REQUIREMENTS: Set down the whole listing verbatim.
____
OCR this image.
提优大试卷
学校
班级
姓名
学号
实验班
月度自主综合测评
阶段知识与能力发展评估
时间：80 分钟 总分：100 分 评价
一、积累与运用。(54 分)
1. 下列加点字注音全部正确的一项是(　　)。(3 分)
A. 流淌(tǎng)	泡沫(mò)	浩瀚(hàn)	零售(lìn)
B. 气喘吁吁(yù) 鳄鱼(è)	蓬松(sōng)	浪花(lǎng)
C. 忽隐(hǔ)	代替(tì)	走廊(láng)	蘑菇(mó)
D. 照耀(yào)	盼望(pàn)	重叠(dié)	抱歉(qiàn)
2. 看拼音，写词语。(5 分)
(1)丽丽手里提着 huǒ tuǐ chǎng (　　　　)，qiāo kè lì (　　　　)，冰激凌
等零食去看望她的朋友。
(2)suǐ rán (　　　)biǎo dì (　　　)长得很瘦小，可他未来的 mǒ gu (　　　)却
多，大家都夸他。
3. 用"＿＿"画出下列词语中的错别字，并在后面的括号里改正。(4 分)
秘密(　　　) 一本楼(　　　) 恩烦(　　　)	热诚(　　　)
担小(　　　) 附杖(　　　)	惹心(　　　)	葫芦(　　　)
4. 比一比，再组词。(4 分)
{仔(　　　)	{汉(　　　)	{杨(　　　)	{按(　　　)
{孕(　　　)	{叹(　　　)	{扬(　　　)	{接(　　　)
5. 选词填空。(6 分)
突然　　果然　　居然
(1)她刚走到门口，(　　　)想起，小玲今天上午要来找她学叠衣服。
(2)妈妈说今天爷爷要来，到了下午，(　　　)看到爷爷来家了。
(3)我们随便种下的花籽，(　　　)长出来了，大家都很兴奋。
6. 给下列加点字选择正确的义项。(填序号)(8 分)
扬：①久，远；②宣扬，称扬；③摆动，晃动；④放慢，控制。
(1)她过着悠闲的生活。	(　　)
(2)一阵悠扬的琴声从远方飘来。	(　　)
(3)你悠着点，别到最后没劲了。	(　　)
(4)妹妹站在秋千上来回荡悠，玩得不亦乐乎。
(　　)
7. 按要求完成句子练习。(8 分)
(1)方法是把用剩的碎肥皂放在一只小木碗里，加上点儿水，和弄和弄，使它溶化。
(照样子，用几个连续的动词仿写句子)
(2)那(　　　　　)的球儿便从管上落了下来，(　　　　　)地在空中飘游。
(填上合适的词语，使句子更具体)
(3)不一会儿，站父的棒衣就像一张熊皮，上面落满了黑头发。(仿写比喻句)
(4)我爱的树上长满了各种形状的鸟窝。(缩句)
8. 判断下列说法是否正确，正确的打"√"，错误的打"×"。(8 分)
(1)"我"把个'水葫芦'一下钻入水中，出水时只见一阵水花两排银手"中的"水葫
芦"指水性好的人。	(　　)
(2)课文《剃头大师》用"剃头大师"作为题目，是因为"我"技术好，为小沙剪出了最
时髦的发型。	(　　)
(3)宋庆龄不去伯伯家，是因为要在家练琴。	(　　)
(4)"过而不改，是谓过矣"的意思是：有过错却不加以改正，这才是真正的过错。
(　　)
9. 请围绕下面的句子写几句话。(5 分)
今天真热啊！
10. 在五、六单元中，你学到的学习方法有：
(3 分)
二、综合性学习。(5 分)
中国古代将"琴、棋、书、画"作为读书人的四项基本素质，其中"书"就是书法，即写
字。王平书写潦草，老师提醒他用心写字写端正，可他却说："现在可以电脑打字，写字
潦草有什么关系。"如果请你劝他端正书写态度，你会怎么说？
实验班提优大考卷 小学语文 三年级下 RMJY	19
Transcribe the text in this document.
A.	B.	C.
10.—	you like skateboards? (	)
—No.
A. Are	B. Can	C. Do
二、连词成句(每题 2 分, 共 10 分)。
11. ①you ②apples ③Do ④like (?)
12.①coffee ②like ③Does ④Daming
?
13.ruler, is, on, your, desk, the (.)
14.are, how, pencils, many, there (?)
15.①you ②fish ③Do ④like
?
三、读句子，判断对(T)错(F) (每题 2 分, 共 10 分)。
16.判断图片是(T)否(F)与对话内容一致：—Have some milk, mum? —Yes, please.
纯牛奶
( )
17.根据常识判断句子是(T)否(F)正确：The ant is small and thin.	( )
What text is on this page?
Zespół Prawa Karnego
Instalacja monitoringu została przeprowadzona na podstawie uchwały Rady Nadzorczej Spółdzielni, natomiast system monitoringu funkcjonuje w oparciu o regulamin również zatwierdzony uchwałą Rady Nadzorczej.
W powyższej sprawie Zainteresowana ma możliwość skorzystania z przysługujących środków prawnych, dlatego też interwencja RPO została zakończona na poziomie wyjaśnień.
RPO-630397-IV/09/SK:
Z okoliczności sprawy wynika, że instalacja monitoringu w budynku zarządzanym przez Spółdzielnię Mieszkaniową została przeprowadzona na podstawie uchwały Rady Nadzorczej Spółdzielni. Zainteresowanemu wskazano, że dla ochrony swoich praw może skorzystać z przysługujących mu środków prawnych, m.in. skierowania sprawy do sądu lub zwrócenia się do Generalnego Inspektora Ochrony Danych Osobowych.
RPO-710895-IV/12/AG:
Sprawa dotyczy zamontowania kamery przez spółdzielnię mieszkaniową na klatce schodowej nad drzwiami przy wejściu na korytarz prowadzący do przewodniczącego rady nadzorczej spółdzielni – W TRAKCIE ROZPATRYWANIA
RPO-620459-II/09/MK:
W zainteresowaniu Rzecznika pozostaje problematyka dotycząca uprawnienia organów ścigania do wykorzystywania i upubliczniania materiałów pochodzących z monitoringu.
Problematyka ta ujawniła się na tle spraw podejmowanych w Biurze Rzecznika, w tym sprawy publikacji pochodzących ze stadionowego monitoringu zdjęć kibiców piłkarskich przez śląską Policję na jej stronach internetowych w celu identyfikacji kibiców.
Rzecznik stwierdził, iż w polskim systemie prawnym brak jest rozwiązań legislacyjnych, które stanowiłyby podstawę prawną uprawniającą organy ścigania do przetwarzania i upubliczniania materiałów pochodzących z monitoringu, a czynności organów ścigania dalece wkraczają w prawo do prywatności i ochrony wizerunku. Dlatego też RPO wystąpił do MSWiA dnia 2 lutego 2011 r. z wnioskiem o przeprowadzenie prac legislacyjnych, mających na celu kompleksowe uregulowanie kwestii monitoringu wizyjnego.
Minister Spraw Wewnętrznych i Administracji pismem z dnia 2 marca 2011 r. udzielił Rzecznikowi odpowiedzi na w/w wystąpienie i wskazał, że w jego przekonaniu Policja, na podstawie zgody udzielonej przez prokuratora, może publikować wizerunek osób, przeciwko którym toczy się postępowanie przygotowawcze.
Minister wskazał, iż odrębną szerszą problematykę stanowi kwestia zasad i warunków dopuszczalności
____
TASK RESULT:
OCR this image.
提优大试卷
学校
班级
姓名
学号
实验班
月度自主综合测评
阶段知识与能力发展评估
时间：80 分钟 总分：100 分 评价
一、积累与运用。(54 分)
1. 下列加点字注音全部正确的一项是(　　)。(3 分)
A. 流淌(tǎng)	泡沫(mò)	浩瀚(hàn)	零售(lìn)
B. 气喘吁吁(yù) 鳄鱼(è)	蓬松(sōng)	浪花(lǎng)
C. 忽隐(hǔ)	代替(tì)	走廊(láng)	蘑菇(mó)
D. 照耀(yào)	盼望(pàn)	重叠(dié)	抱歉(qiàn)
2. 看拼音，写词语。(5 分)
(1)丽丽手里提着 huǒ tuǐ chǎng (　　　　)，qiāo kè lì (　　　　)，冰激凌
等零食去看望她的朋友。
(2)suǐ rán (　　　)biǎo dì (　　　)长得很瘦小，可他未来的 mǒ gu (　　　)却
多，大家都夸他。
3. 用"＿＿"画出下列词语中的错别字，并在后面的括号里改正。(4 分)
秘密(　　　) 一本楼(　　　) 恩烦(　　　)	热诚(　　　)
担小(　　　) 附杖(　　　)	惹心(　　　)	葫芦(　　　)
4. 比一比，再组词。(4 分)
{仔(　　　)	{汉(　　　)	{杨(　　　)	{按(　　　)
{孕(　　　)	{叹(　　　)	{扬(　　　)	{接(　　　)
5. 选词填空。(6 分)
突然　　果然　　居然
(1)她刚走到门口，(　　　)想起，小玲今天上午要来找她学叠衣服。
(2)妈妈说今天爷爷要来，到了下午，(　　　)看到爷爷来家了。
(3)我们随便种下的花籽，(　　　)长出来了，大家都很兴奋。
6. 给下列加点字选择正确的义项。(填序号)(8 分)
扬：①久，远；②宣扬，称扬；③摆动，晃动；④放慢，控制。
(1)她过着悠闲的生活。	(　　)
(2)一阵悠扬的琴声从远方飘来。	(　　)
(3)你悠着点，别到最后没劲了。	(　　)
(4)妹妹站在秋千上来回荡悠，玩得不亦乐乎。
(　　)
7. 按要求完成句子练习。(8 分)
(1)方法是把用剩的碎肥皂放在一只小木碗里，加上点儿水，和弄和弄，使它溶化。
(照样子，用几个连续的动词仿写句子)
(2)那(　　　　　)的球儿便从管上落了下来，(　　　　　)地在空中飘游。
(填上合适的词语，使句子更具体)
(3)不一会儿，站父的棒衣就像一张熊皮，上面落满了黑头发。(仿写比喻句)
(4)我爱的树上长满了各种形状的鸟窝。(缩句)
8. 判断下列说法是否正确，正确的打"√"，错误的打"×"。(8 分)
(1)"我"把个'水葫芦'一下钻入水中，出水时只见一阵水花两排银手"中的"水葫
芦"指水性好的人。	(　　)
(2)课文《剃头大师》用"剃头大师"作为题目，是因为"我"技术好，为小沙剪出了最
时髦的发型。	(　　)
(3)宋庆龄不去伯伯家，是因为要在家练琴。	(　　)
(4)"过而不改，是谓过矣"的意思是：有过错却不加以改正，这才是真正的过错。
(　　)
9. 请围绕下面的句子写几句话。(5 分)
今天真热啊！
10. 在五、六单元中，你学到的学习方法有：
(3 分)
二、综合性学习。(5 分)
中国古代将"琴、棋、书、画"作为读书人的四项基本素质，其中"书"就是书法，即写
字。王平书写潦草，老师提醒他用心写字写端正，可他却说："现在可以电脑打字，写字
潦草有什么关系。"如果请你劝他端正书写态度，你会怎么说？
实验班提优大考卷 小学语文 三年级下 RMJY	19
Transcribe the text in this document.
A.	B.	C.
10.—	you like skateboards? (	)
—No.
A. Are	B. Can	C. Do
二、连词成句(每题 2 分, 共 10 分)。
11. ①you ②apples ③Do ④like (?)
12.①coffee ②like ③Does ④Daming
?
13.ruler, is, on, your, desk, the (.)
14.are, how, pencils, many, there (?)
15.①you ②fish ③Do ④like
?
三、读句子，判断对(T)错(F) (每题 2 分, 共 10 分)。
16.判断图片是(T)否(F)与对话内容一致：—Have some milk, mum? —Yes, please.
纯牛奶
( )
17.根据常识判断句子是(T)否(F)正确：The ant is small and thin.	( )
What text is on this page?
Zespół Prawa Karnego
Instalacja monitoringu została przeprowadzona na podstawie uchwały Rady Nadzorczej Spółdzielni, natomiast system monitoringu funkcjonuje w oparciu o regulamin również zatwierdzony uchwałą Rady Nadzorczej.
W powyższej sprawie Zainteresowana ma możliwość skorzystania z przysługujących środków prawnych, dlatego też interwencja RPO została zakończona na poziomie wyjaśnień.
RPO-630397-IV/09/SK:
Z okoliczności sprawy wynika, że instalacja monitoringu w budynku zarządzanym przez Spółdzielnię Mieszkaniową została przeprowadzona na podstawie uchwały Rady Nadzorczej Spółdzielni. Zainteresowanemu wskazano, że dla ochrony swoich praw może skorzystać z przysługujących mu środków prawnych, m.in. skierowania sprawy do sądu lub zwrócenia się do Generalnego Inspektora Ochrony Danych Osobowych.
RPO-710895-IV/12/AG:
Sprawa dotyczy zamontowania kamery przez spółdzielnię mieszkaniową na klatce schodowej nad drzwiami przy wejściu na korytarz prowadzący do przewodniczącego rady nadzorczej spółdzielni – W TRAKCIE ROZPATRYWANIA
RPO-620459-II/09/MK:
W zainteresowaniu Rzecznika pozostaje problematyka dotycząca uprawnienia organów ścigania do wykorzystywania i upubliczniania materiałów pochodzących z monitoringu.
Problematyka ta ujawniła się na tle spraw podejmowanych w Biurze Rzecznika, w tym sprawy publikacji pochodzących ze stadionowego monitoringu zdjęć kibiców piłkarskich przez śląską Policję na jej stronach internetowych w celu identyfikacji kibiców.
Rzecznik stwierdził, iż w polskim systemie prawnym brak jest rozwiązań legislacyjnych, które stanowiłyby podstawę prawną uprawniającą organy ścigania do przetwarzania i upubliczniania materiałów pochodzących z monitoringu, a czynności organów ścigania dalece wkraczają w prawo do prywatności i ochrony wizerunku. Dlatego też RPO wystąpił do MSWiA dnia 2 lutego 2011 r. z wnioskiem o przeprowadzenie prac legislacyjnych, mających na celu kompleksowe uregulowanie kwestii monitoringu wizyjnego.
Minister Spraw Wewnętrznych i Administracji pismem z dnia 2 marca 2011 r. udzielił Rzecznikowi odpowiedzi na w/w wystąpienie i wskazał, że w jego przekonaniu Policja, na podstawie zgody udzielonej przez prokuratora, może publikować wizerunek osób, przeciwko którym toczy się postępowanie przygotowawcze.
Minister wskazał, iż odrębną szerszą problematykę stanowi kwestia zasad i warunków dopuszczalności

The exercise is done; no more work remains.